• Data shown
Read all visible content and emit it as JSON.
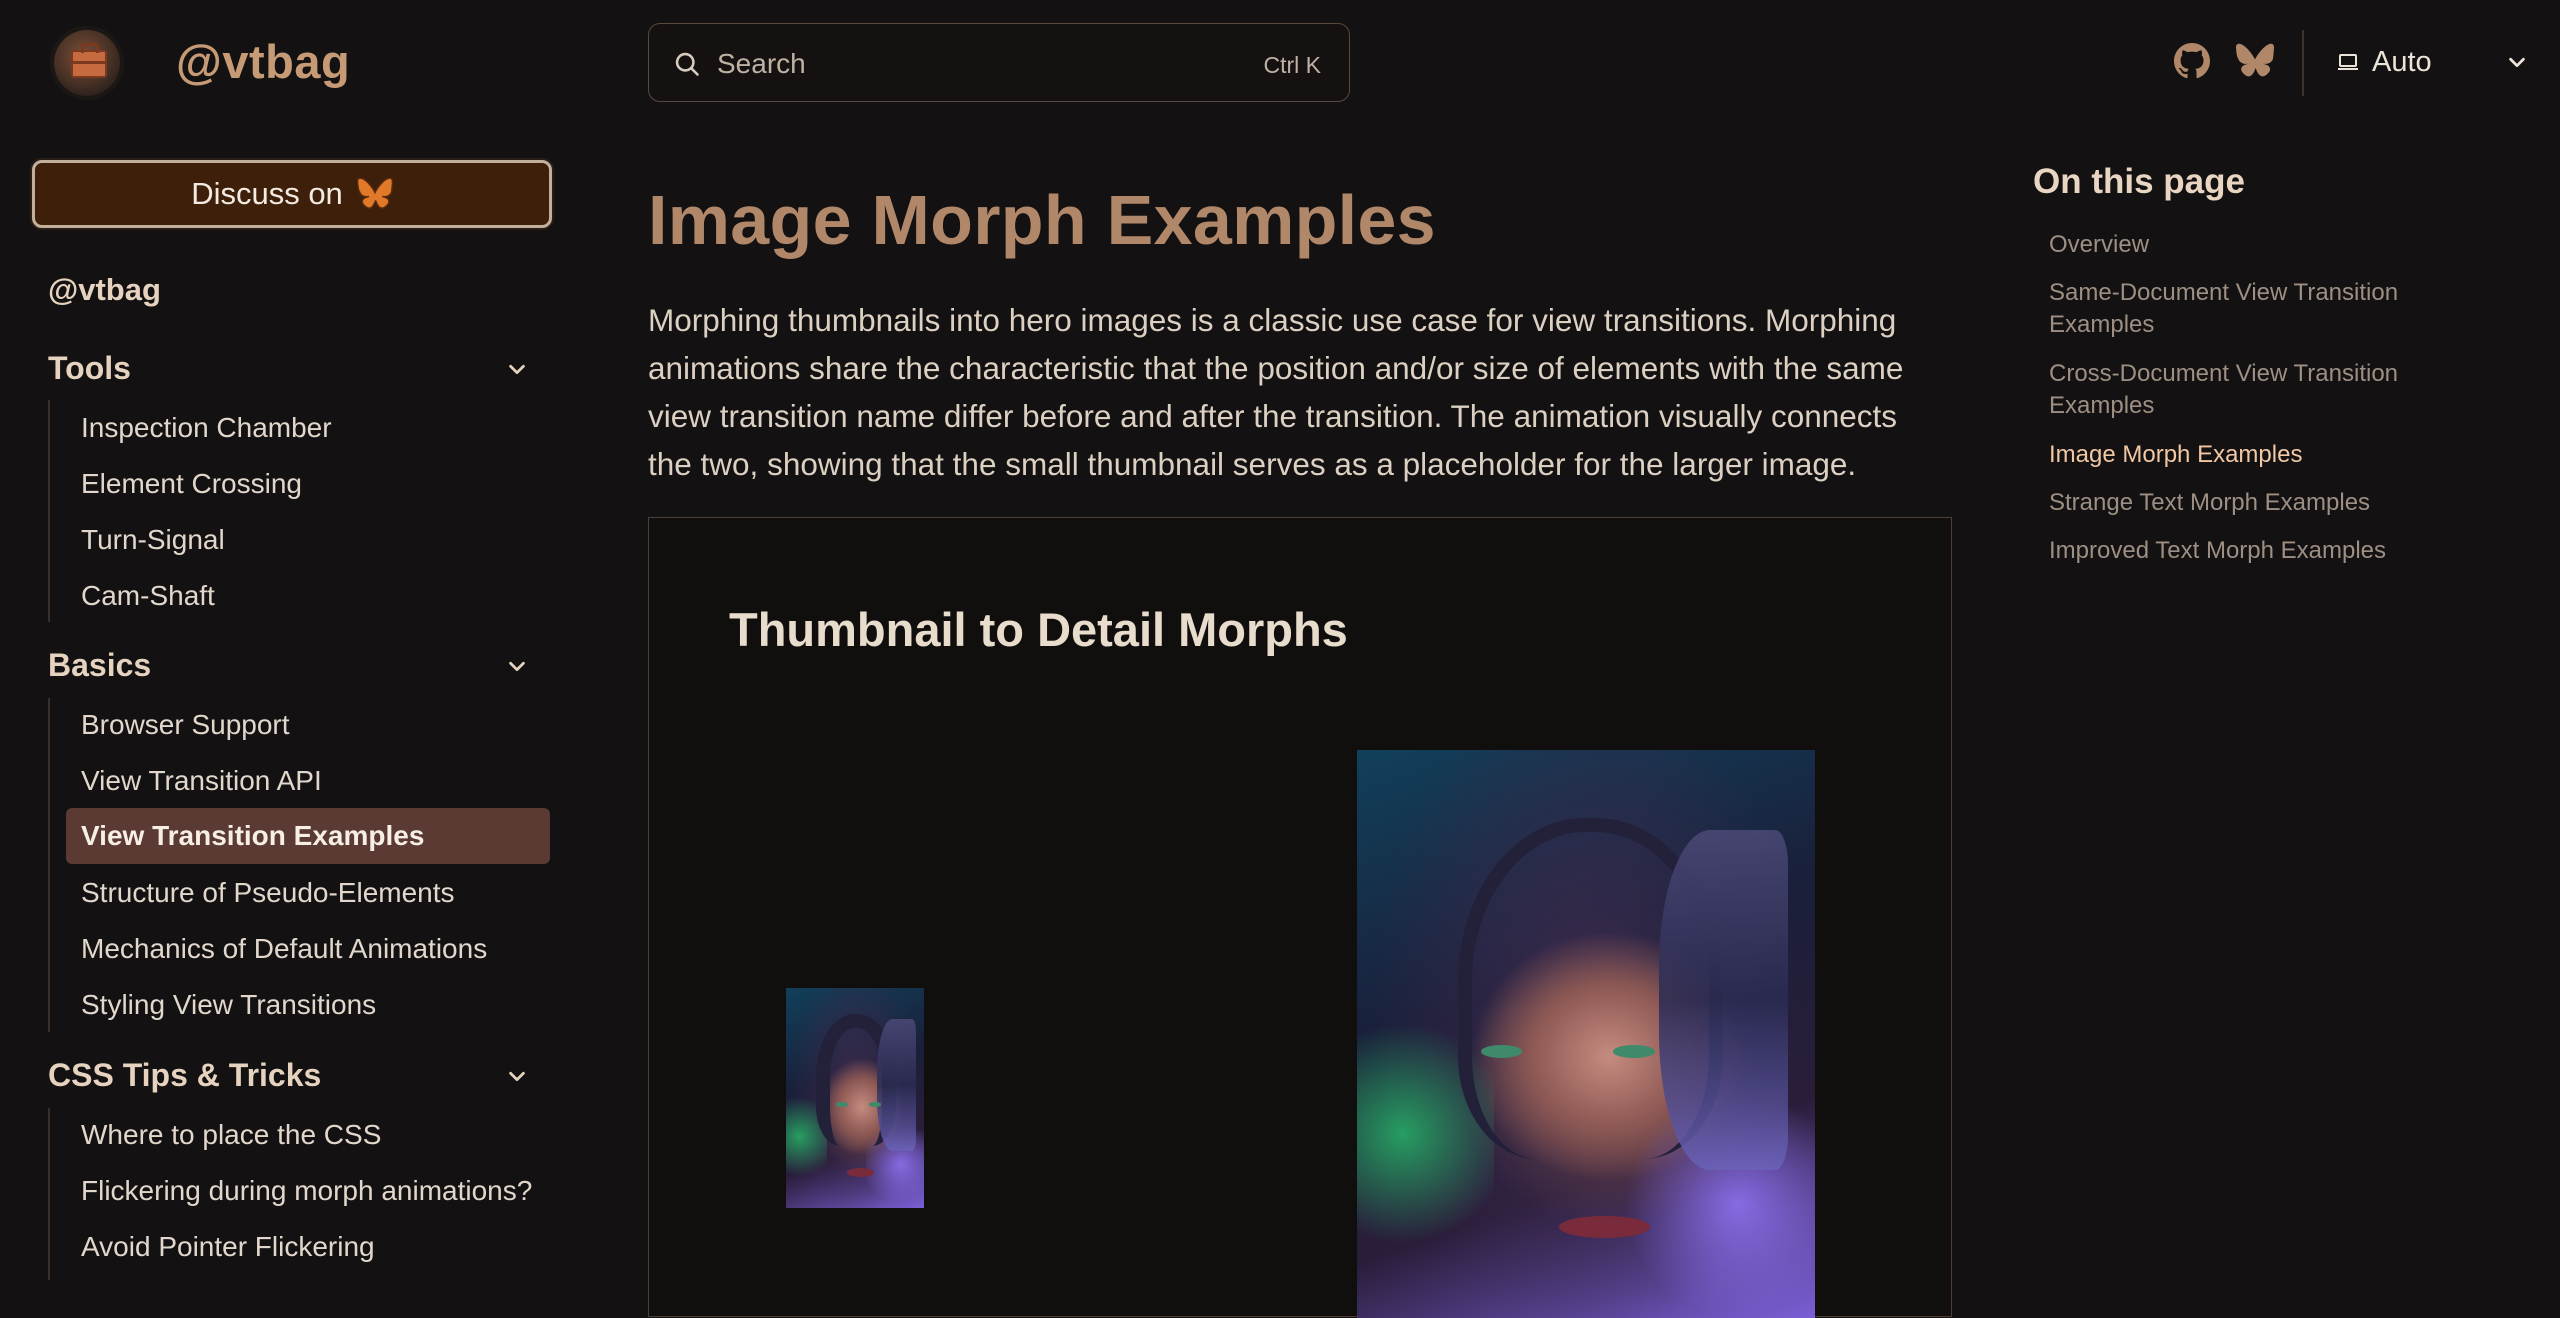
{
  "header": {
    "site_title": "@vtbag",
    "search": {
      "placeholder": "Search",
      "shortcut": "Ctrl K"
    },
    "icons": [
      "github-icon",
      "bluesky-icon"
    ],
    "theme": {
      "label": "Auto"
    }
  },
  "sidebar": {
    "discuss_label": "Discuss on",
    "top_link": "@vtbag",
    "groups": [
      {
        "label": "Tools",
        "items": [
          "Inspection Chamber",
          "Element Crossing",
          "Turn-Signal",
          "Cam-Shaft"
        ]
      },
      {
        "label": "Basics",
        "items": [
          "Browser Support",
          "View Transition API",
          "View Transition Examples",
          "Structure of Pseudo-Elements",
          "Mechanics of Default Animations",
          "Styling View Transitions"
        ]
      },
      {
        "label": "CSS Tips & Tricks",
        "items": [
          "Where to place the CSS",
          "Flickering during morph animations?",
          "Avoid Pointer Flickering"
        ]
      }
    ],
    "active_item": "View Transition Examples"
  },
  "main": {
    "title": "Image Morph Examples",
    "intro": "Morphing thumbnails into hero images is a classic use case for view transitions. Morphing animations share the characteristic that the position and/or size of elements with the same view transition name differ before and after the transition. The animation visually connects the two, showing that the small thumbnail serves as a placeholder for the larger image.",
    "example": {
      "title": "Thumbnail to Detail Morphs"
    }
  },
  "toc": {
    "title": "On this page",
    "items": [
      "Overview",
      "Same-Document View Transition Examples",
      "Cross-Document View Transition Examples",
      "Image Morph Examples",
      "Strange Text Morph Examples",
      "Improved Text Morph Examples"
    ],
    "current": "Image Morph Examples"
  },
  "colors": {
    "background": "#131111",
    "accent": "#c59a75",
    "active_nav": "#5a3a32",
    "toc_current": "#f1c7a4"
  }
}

---

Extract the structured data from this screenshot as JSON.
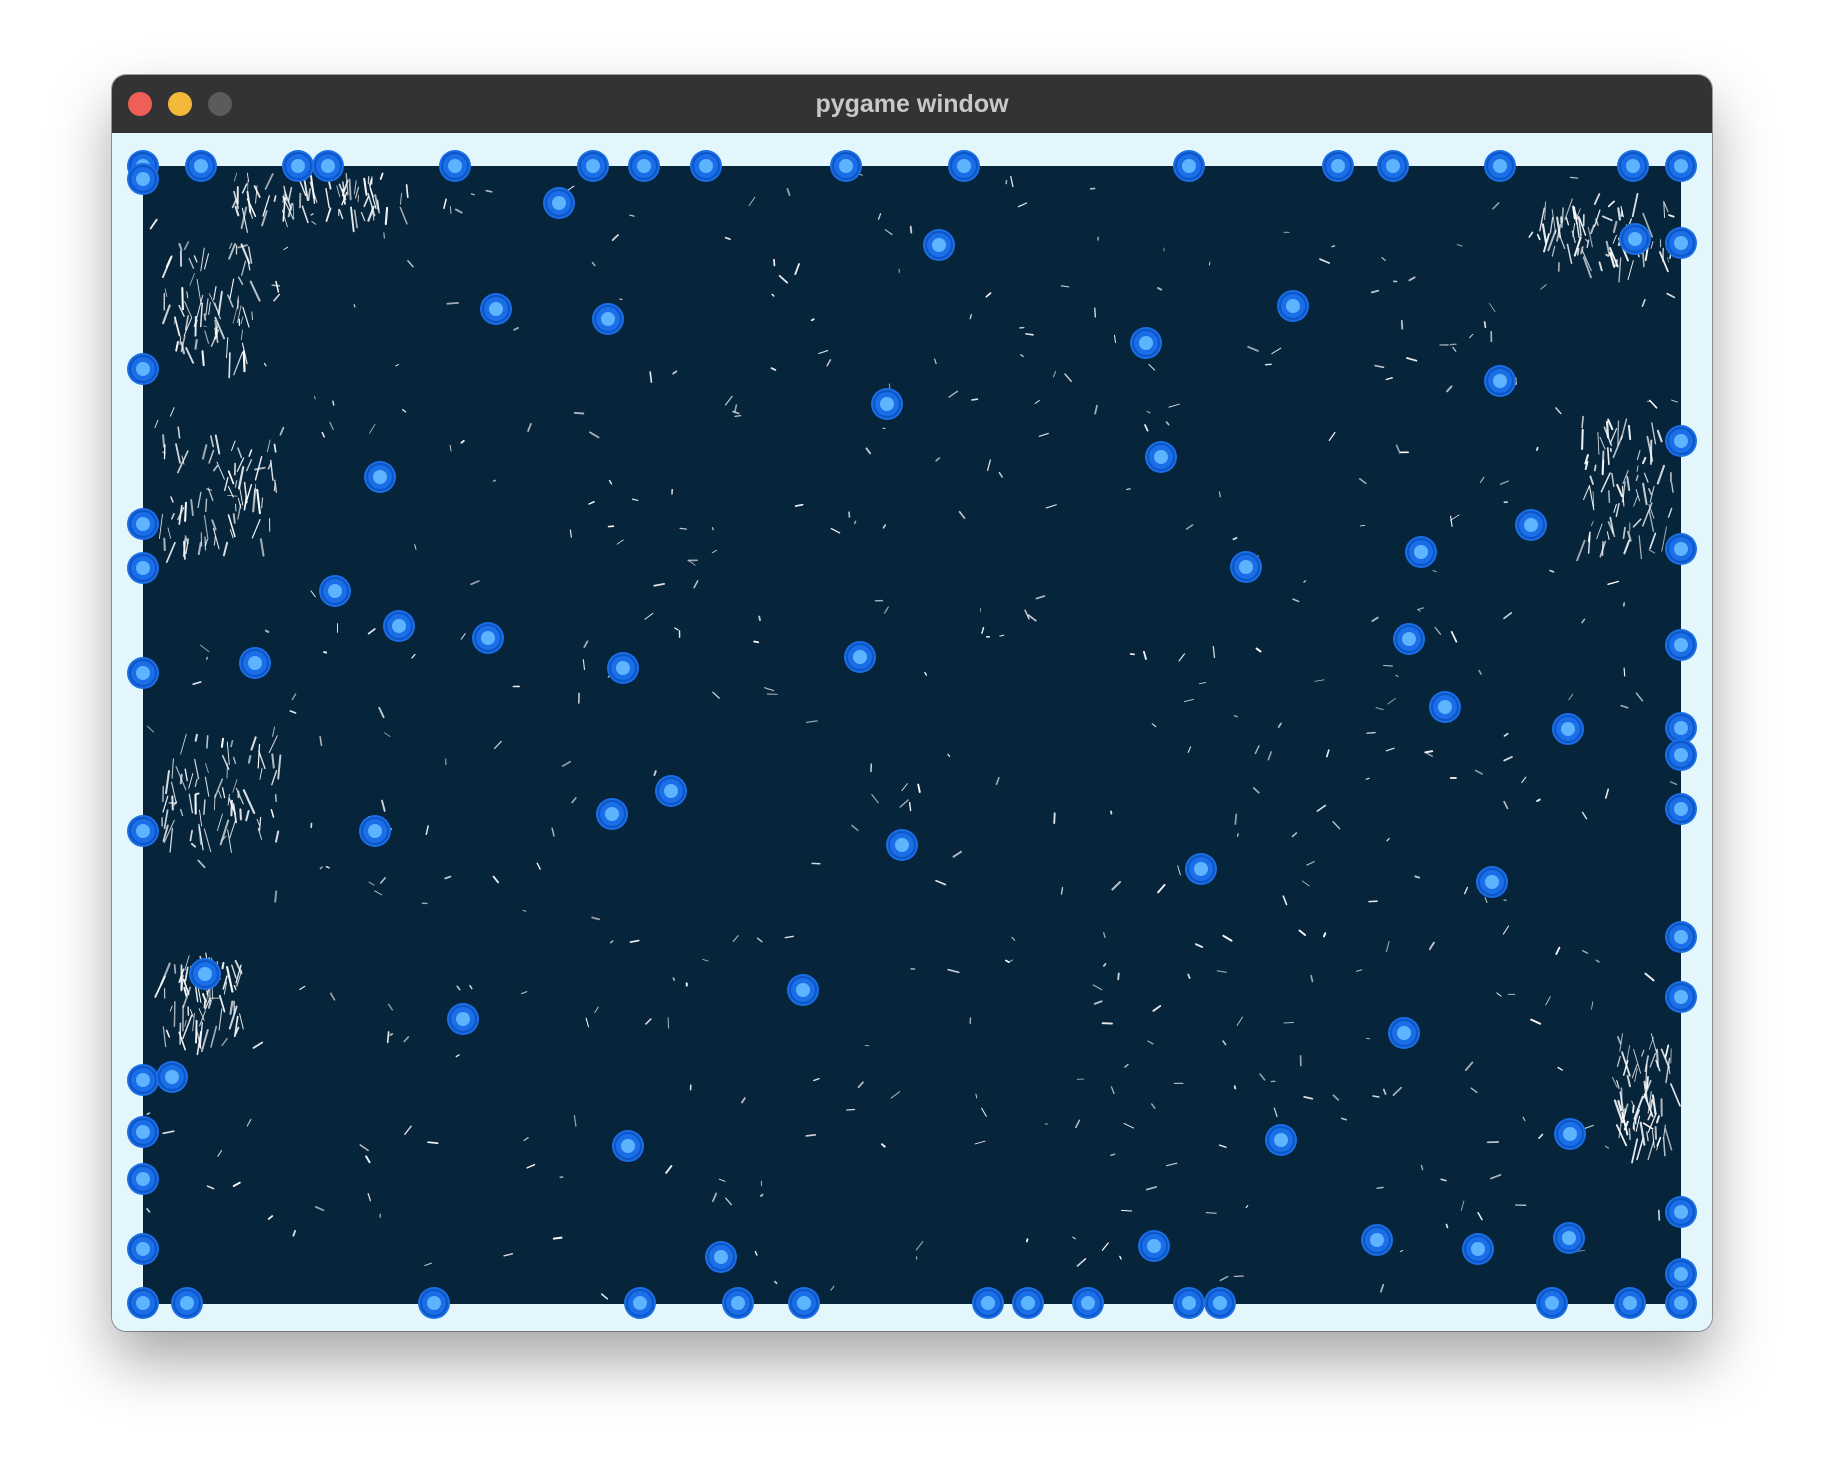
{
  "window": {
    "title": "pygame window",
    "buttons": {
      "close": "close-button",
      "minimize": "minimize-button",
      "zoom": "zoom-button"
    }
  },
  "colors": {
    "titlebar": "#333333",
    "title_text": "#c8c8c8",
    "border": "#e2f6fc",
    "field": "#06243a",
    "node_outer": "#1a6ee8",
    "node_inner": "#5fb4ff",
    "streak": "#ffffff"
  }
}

• Exercise requirements
Copy out every line of the data that includes "this".

• Solved exercise
    "title": "On this page",
Extract the structured data from this screenshot as JSON.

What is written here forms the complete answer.